WRITTEN PROBLEM –
Search the material for the string "Americas" and copy each line where it occurs.
— start MATERIAL SUPPLIED —
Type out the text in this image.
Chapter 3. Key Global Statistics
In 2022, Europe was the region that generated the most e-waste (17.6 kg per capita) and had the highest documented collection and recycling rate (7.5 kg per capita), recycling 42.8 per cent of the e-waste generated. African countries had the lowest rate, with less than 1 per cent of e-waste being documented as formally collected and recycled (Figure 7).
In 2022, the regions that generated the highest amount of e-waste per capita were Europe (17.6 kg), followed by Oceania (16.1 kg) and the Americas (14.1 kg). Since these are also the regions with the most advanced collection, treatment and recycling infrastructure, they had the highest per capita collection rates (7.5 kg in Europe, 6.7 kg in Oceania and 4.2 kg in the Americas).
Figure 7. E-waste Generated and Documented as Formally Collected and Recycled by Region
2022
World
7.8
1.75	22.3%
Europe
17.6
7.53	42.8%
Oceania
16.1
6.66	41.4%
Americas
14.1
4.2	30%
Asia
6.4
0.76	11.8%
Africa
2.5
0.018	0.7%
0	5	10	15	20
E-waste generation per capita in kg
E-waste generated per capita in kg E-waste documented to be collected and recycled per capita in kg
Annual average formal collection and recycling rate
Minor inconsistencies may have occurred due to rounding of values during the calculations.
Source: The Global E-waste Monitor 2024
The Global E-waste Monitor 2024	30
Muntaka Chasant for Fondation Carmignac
— end MATERIAL SUPPLIED —
TASK OUTPUT –
In 2022, the regions that generated the highest amount of e-waste per capita were Europe (17.6 kg), followed by Oceania (16.1 kg) and the Americas (14.1 kg). Since these are also the regions with the most advanced collection, treatment and recycling infrastructure, they had the highest per capita collection rates (7.5 kg in Europe, 6.7 kg in Oceania and 4.2 kg in the Americas).
Americas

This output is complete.